**RECORDS FOR THE TASK**
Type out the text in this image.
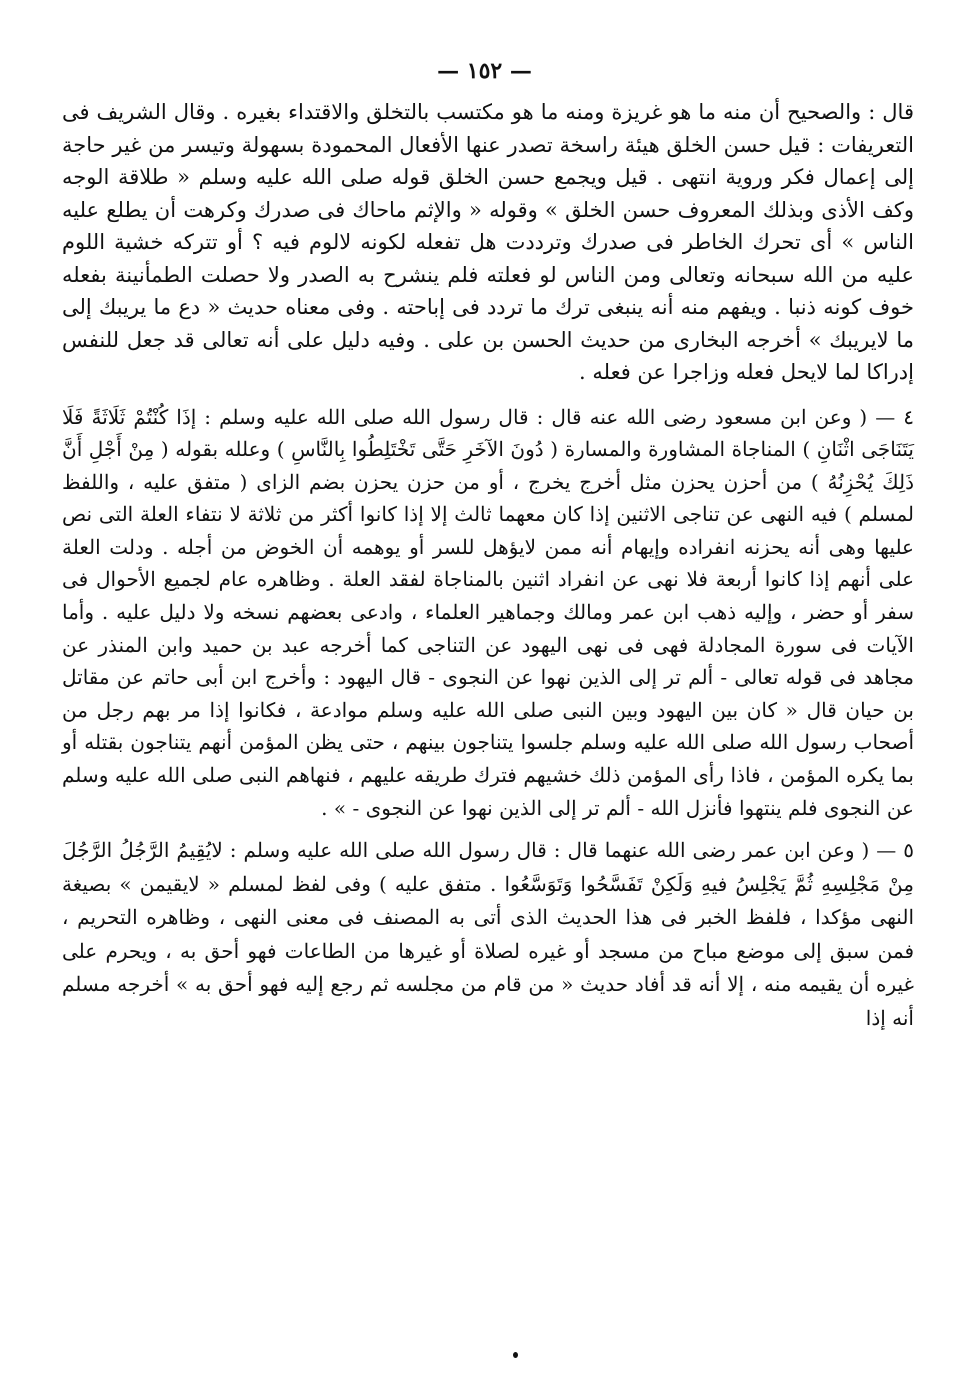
— ١٥٢ —

قال : والصحيح أن منه ما هو غريزة ومنه ما هو مكتسب بالتخلق والاقتداء بغيره . وقال الشريف فى التعريفات : قيل حسن الخلق هيئة راسخة تصدر عنها الأفعال المحمودة بسهولة وتيسر من غير حاجة إلى إعمال فكر وروية انتهى . قيل ويجمع حسن الخلق قوله صلى الله عليه وسلم « طلاقة الوجه وكف الأذى وبذلك المعروف حسن الخلق » وقوله « والإثم ماحاك فى صدرك وكرهت أن يطلع عليه الناس » أى تحرك الخاطر فى صدرك وترددت هل تفعله لكونه لالوم فيه ؟ أو تتركه خشية اللوم عليه من الله سبحانه وتعالى ومن الناس لو فعلته فلم ينشرح به الصدر ولا حصلت الطمأنينة بفعله خوف كونه ذنبا . ويفهم منه أنه ينبغى ترك ما تردد فى إباحته . وفى معناه حديث « دع ما يريبك إلى ما لايريبك » أخرجه البخارى من حديث الحسن بن على . وفيه دليل على أنه تعالى قد جعل للنفس إدراكا لما لايحل فعله وزاجرا عن فعله .

٤ — ( وعن ابن مسعود رضى الله عنه قال : قال رسول الله صلى الله عليه وسلم : إذَا كُنْتُمْ ثَلَاثَةً فَلَا يَتَنَاجَى اثْنَانِ ) المناجاة المشاورة والمسارة ( دُونَ الآخَرِ حَتَّى تَخْتَلِطُوا بِالنَّاسِ ) وعلله بقوله ( مِنْ أَجْلِ أَنَّ ذَلِكَ يُحْزِنُهُ ) من أحزن يحزن مثل أخرج يخرج ، أو من حزن يحزن بضم الزاى ( متفق عليه ، واللفظ لمسلم ) فيه النهى عن تناجى الاثنين إذا كان معهما ثالث إلا إذا كانوا أكثر من ثلاثة لا نتفاء العلة التى نص عليها وهى أنه يحزنه انفراده وإيهام أنه ممن لايؤهل للسر أو يوهمه أن الخوض من أجله . ودلت العلة على أنهم إذا كانوا أربعة فلا نهى عن انفراد اثنين بالمناجاة لفقد العلة . وظاهره عام لجميع الأحوال فى سفر أو حضر ، وإليه ذهب ابن عمر ومالك وجماهير العلماء ، وادعى بعضهم نسخه ولا دليل عليه . وأما الآيات فى سورة المجادلة فهى فى نهى اليهود عن التناجى كما أخرجه عبد بن حميد وابن المنذر عن مجاهد فى قوله تعالى - ألم تر إلى الذين نهوا عن النجوى - قال اليهود : وأخرج ابن أبى حاتم عن مقاتل بن حيان قال « كان بين اليهود وبين النبى صلى الله عليه وسلم موادعة ، فكانوا إذا مر بهم رجل من أصحاب رسول الله صلى الله عليه وسلم جلسوا يتناجون بينهم ، حتى يظن المؤمن أنهم يتناجون بقتله أو بما يكره المؤمن ، فاذا رأى المؤمن ذلك خشيهم فترك طريقه عليهم ، فنهاهم النبى صلى الله عليه وسلم عن النجوى فلم ينتهوا فأنزل الله - ألم تر إلى الذين نهوا عن النجوى - » .

٥ — ( وعن ابن عمر رضى الله عنهما قال : قال رسول الله صلى الله عليه وسلم : لايُقِيمُ الرَّجُلُ الرَّجُلَ مِنْ مَجْلِسِهِ ثُمَّ يَجْلِسُ فيهِ وَلَكِنْ تَفَسَّحُوا وَتَوَسَّعُوا . متفق عليه ) وفى لفظ لمسلم « لايقيمن » بصيغة النهى مؤكدا ، فلفظ الخبر فى هذا الحديث الذى أتى به المصنف فى معنى النهى ، وظاهره التحريم ، فمن سبق إلى موضع مباح من مسجد أو غيره لصلاة أو غيرها من الطاعات فهو أحق به ، ويحرم على غيره أن يقيمه منه ، إلا أنه قد أفاد حديث « من قام من مجلسه ثم رجع إليه فهو أحق به » أخرجه مسلم أنه إذا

**SET PROBLEM**
Reproduce all of the entries word for word, skipping any pictures they hold.

**WRITTEN RESPONSE**
Type out the text in this image.
— ١٥٢ —

قال : والصحيح أن منه ما هو غريزة ومنه ما هو مكتسب بالتخلق والاقتداء بغيره . وقال الشريف فى التعريفات : قيل حسن الخلق هيئة راسخة تصدر عنها الأفعال المحمودة بسهولة وتيسر من غير حاجة إلى إعمال فكر وروية انتهى . قيل ويجمع حسن الخلق قوله صلى الله عليه وسلم « طلاقة الوجه وكف الأذى وبذلك المعروف حسن الخلق » وقوله « والإثم ماحاك فى صدرك وكرهت أن يطلع عليه الناس » أى تحرك الخاطر فى صدرك وترددت هل تفعله لكونه لالوم فيه ؟ أو تتركه خشية اللوم عليه من الله سبحانه وتعالى ومن الناس لو فعلته فلم ينشرح به الصدر ولا حصلت الطمأنينة بفعله خوف كونه ذنبا . ويفهم منه أنه ينبغى ترك ما تردد فى إباحته . وفى معناه حديث « دع ما يريبك إلى ما لايريبك » أخرجه البخارى من حديث الحسن بن على . وفيه دليل على أنه تعالى قد جعل للنفس إدراكا لما لايحل فعله وزاجرا عن فعله .

٤ — ( وعن ابن مسعود رضى الله عنه قال : قال رسول الله صلى الله عليه وسلم : إذَا كُنْتُمْ ثَلَاثَةً فَلَا يَتَنَاجَى اثْنَانِ ) المناجاة المشاورة والمسارة ( دُونَ الآخَرِ حَتَّى تَخْتَلِطُوا بِالنَّاسِ ) وعلله بقوله ( مِنْ أَجْلِ أَنَّ ذَلِكَ يُحْزِنُهُ ) من أحزن يحزن مثل أخرج يخرج ، أو من حزن يحزن بضم الزاى ( متفق عليه ، واللفظ لمسلم ) فيه النهى عن تناجى الاثنين إذا كان معهما ثالث إلا إذا كانوا أكثر من ثلاثة لا نتفاء العلة التى نص عليها وهى أنه يحزنه انفراده وإيهام أنه ممن لايؤهل للسر أو يوهمه أن الخوض من أجله . ودلت العلة على أنهم إذا كانوا أربعة فلا نهى عن انفراد اثنين بالمناجاة لفقد العلة . وظاهره عام لجميع الأحوال فى سفر أو حضر ، وإليه ذهب ابن عمر ومالك وجماهير العلماء ، وادعى بعضهم نسخه ولا دليل عليه . وأما الآيات فى سورة المجادلة فهى فى نهى اليهود عن التناجى كما أخرجه عبد بن حميد وابن المنذر عن مجاهد فى قوله تعالى - ألم تر إلى الذين نهوا عن النجوى - قال اليهود : وأخرج ابن أبى حاتم عن مقاتل بن حيان قال « كان بين اليهود وبين النبى صلى الله عليه وسلم موادعة ، فكانوا إذا مر بهم رجل من أصحاب رسول الله صلى الله عليه وسلم جلسوا يتناجون بينهم ، حتى يظن المؤمن أنهم يتناجون بقتله أو بما يكره المؤمن ، فاذا رأى المؤمن ذلك خشيهم فترك طريقه عليهم ، فنهاهم النبى صلى الله عليه وسلم عن النجوى فلم ينتهوا فأنزل الله - ألم تر إلى الذين نهوا عن النجوى - » .

٥ — ( وعن ابن عمر رضى الله عنهما قال : قال رسول الله صلى الله عليه وسلم : لايُقِيمُ الرَّجُلُ الرَّجُلَ مِنْ مَجْلِسِهِ ثُمَّ يَجْلِسُ فيهِ وَلَكِنْ تَفَسَّحُوا وَتَوَسَّعُوا . متفق عليه ) وفى لفظ لمسلم « لايقيمن » بصيغة النهى مؤكدا ، فلفظ الخبر فى هذا الحديث الذى أتى به المصنف فى معنى النهى ، وظاهره التحريم ، فمن سبق إلى موضع مباح من مسجد أو غيره لصلاة أو غيرها من الطاعات فهو أحق به ، ويحرم على غيره أن يقيمه منه ، إلا أنه قد أفاد حديث « من قام من مجلسه ثم رجع إليه فهو أحق به » أخرجه مسلم أنه إذا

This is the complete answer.